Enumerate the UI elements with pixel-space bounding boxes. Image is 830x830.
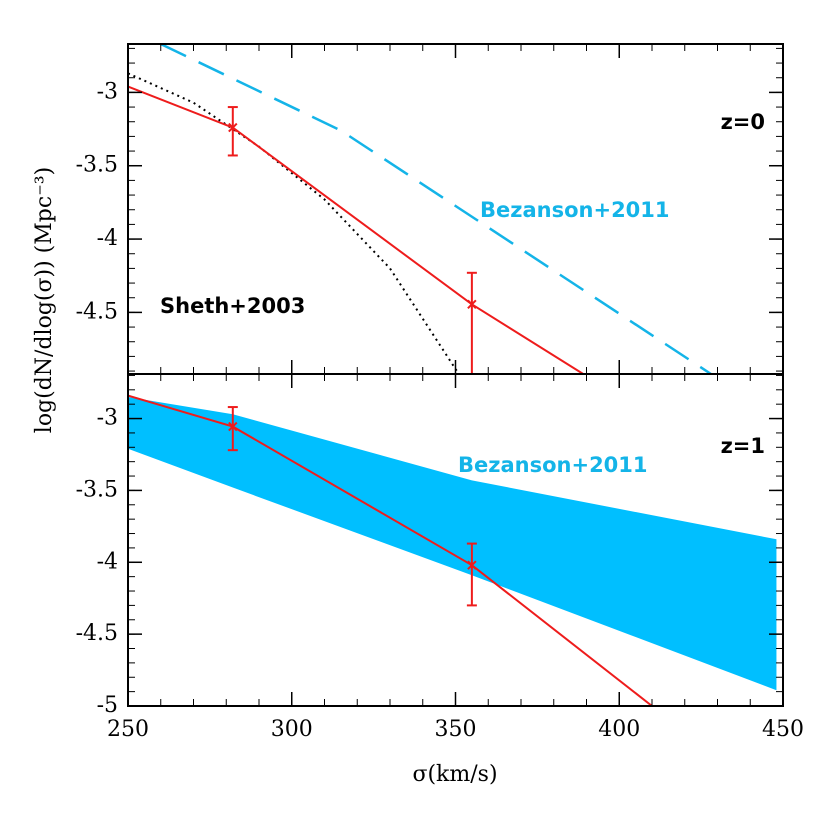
y-tick-label: -3 [97, 79, 118, 104]
x-axis-label: σ(km/s) [412, 762, 497, 787]
y-tick-label: -3.5 [76, 477, 118, 502]
x-tick-label: 450 [762, 717, 804, 742]
y-tick-label: -3.5 [76, 153, 118, 178]
annotation: Bezanson+2011 [458, 453, 648, 477]
y-tick-label: -4.5 [76, 299, 118, 324]
y-tick-label: -3 [97, 406, 118, 431]
band [128, 396, 777, 691]
y-tick-label: -4.5 [76, 621, 118, 646]
x-tick-label: 300 [271, 717, 313, 742]
annotation: z=0 [721, 110, 765, 134]
y-tick-label: -4 [97, 226, 118, 251]
annotation: z=1 [721, 434, 765, 458]
line [160, 44, 712, 374]
line [128, 394, 653, 706]
y-tick-label: -5 [97, 693, 118, 718]
plot-area [128, 394, 777, 706]
annotation: Bezanson+2011 [480, 198, 670, 222]
x-tick-label: 350 [435, 717, 477, 742]
y-axis-label: log(dN/dlog(σ)) (Mpc⁻³) [32, 167, 57, 433]
frame [127, 43, 784, 375]
line [128, 72, 460, 374]
line [128, 85, 584, 374]
annotation: Sheth+2003 [160, 294, 305, 318]
y-tick-label: -4 [97, 549, 118, 574]
x-tick-label: 400 [598, 717, 640, 742]
x-tick-label: 250 [107, 717, 149, 742]
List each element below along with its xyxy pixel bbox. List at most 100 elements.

::::

• THE EXERCISE: Retype every line of the rows above word for word, leaving out the pictures.

• RESPONSE FOR THIS EXERCISE:
Enumerate the UI elements with pixel-space bounding boxes. Image is 830x830.
y-tick-label: -3 [97, 79, 118, 104]
x-axis-label: σ(km/s) [412, 762, 497, 787]
y-tick-label: -3.5 [76, 477, 118, 502]
x-tick-label: 450 [762, 717, 804, 742]
y-tick-label: -3.5 [76, 153, 118, 178]
annotation: Bezanson+2011 [458, 453, 648, 477]
y-tick-label: -4.5 [76, 299, 118, 324]
y-tick-label: -3 [97, 406, 118, 431]
band [128, 396, 777, 691]
y-tick-label: -4.5 [76, 621, 118, 646]
x-tick-label: 300 [271, 717, 313, 742]
annotation: z=0 [721, 110, 765, 134]
y-tick-label: -4 [97, 226, 118, 251]
annotation: z=1 [721, 434, 765, 458]
line [160, 44, 712, 374]
line [128, 394, 653, 706]
y-tick-label: -5 [97, 693, 118, 718]
plot-area [128, 394, 777, 706]
annotation: Bezanson+2011 [480, 198, 670, 222]
x-tick-label: 350 [435, 717, 477, 742]
y-axis-label: log(dN/dlog(σ)) (Mpc⁻³) [32, 167, 57, 433]
frame [127, 43, 784, 375]
line [128, 72, 460, 374]
line [128, 85, 584, 374]
annotation: Sheth+2003 [160, 294, 305, 318]
y-tick-label: -4 [97, 549, 118, 574]
x-tick-label: 400 [598, 717, 640, 742]
x-tick-label: 250 [107, 717, 149, 742]
List each element below along with its xyxy pixel bbox. List at most 100 elements.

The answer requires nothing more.